> _REQUEST_: Provide an exact transcription of all the records.

> _LISTED RECORDS_:
** BEGIN **

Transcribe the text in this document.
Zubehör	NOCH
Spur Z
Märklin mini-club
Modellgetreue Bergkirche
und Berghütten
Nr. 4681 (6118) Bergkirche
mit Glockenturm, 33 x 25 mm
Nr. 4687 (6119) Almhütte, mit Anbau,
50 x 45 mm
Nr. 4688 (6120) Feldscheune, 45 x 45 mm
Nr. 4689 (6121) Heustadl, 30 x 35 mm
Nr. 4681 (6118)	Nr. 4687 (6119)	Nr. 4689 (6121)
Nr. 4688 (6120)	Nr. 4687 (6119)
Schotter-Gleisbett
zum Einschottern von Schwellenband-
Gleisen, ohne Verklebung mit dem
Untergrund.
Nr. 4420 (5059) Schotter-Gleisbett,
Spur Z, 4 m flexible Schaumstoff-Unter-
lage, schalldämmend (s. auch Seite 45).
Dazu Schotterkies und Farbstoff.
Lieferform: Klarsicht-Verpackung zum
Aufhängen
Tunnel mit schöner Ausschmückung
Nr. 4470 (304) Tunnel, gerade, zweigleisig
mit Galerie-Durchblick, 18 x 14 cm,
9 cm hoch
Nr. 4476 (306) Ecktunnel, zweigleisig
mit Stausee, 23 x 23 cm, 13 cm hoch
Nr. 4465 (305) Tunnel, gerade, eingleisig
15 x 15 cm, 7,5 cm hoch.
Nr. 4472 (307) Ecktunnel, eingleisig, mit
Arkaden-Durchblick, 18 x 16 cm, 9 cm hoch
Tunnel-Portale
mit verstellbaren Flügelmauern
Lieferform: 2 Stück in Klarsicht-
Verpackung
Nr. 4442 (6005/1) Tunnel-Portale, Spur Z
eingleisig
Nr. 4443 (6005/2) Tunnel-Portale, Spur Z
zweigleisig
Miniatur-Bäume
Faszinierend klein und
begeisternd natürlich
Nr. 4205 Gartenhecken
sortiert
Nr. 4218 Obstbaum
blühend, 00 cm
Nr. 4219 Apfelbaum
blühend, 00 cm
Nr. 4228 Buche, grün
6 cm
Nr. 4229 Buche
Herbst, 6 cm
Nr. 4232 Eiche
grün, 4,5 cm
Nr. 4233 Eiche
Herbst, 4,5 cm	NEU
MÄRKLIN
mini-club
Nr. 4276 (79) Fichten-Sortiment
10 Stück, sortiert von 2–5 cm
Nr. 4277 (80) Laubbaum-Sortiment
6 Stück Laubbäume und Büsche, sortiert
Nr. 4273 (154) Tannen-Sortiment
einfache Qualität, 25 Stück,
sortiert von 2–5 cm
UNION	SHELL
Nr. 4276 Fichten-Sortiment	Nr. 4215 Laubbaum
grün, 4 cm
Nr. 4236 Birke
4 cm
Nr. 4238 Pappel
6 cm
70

** END **

> _RESULT BELOW_:
Transcribe the text in this document.
Zubehör	NOCH
Spur Z
Märklin mini-club
Modellgetreue Bergkirche
und Berghütten
Nr. 4681 (6118) Bergkirche
mit Glockenturm, 33 x 25 mm
Nr. 4687 (6119) Almhütte, mit Anbau,
50 x 45 mm
Nr. 4688 (6120) Feldscheune, 45 x 45 mm
Nr. 4689 (6121) Heustadl, 30 x 35 mm
Nr. 4681 (6118)	Nr. 4687 (6119)	Nr. 4689 (6121)
Nr. 4688 (6120)	Nr. 4687 (6119)
Schotter-Gleisbett
zum Einschottern von Schwellenband-
Gleisen, ohne Verklebung mit dem
Untergrund.
Nr. 4420 (5059) Schotter-Gleisbett,
Spur Z, 4 m flexible Schaumstoff-Unter-
lage, schalldämmend (s. auch Seite 45).
Dazu Schotterkies und Farbstoff.
Lieferform: Klarsicht-Verpackung zum
Aufhängen
Tunnel mit schöner Ausschmückung
Nr. 4470 (304) Tunnel, gerade, zweigleisig
mit Galerie-Durchblick, 18 x 14 cm,
9 cm hoch
Nr. 4476 (306) Ecktunnel, zweigleisig
mit Stausee, 23 x 23 cm, 13 cm hoch
Nr. 4465 (305) Tunnel, gerade, eingleisig
15 x 15 cm, 7,5 cm hoch.
Nr. 4472 (307) Ecktunnel, eingleisig, mit
Arkaden-Durchblick, 18 x 16 cm, 9 cm hoch
Tunnel-Portale
mit verstellbaren Flügelmauern
Lieferform: 2 Stück in Klarsicht-
Verpackung
Nr. 4442 (6005/1) Tunnel-Portale, Spur Z
eingleisig
Nr. 4443 (6005/2) Tunnel-Portale, Spur Z
zweigleisig
Miniatur-Bäume
Faszinierend klein und
begeisternd natürlich
Nr. 4205 Gartenhecken
sortiert
Nr. 4218 Obstbaum
blühend, 00 cm
Nr. 4219 Apfelbaum
blühend, 00 cm
Nr. 4228 Buche, grün
6 cm
Nr. 4229 Buche
Herbst, 6 cm
Nr. 4232 Eiche
grün, 4,5 cm
Nr. 4233 Eiche
Herbst, 4,5 cm	NEU
MÄRKLIN
mini-club
Nr. 4276 (79) Fichten-Sortiment
10 Stück, sortiert von 2–5 cm
Nr. 4277 (80) Laubbaum-Sortiment
6 Stück Laubbäume und Büsche, sortiert
Nr. 4273 (154) Tannen-Sortiment
einfache Qualität, 25 Stück,
sortiert von 2–5 cm
UNION	SHELL
Nr. 4276 Fichten-Sortiment	Nr. 4215 Laubbaum
grün, 4 cm
Nr. 4236 Birke
4 cm
Nr. 4238 Pappel
6 cm
70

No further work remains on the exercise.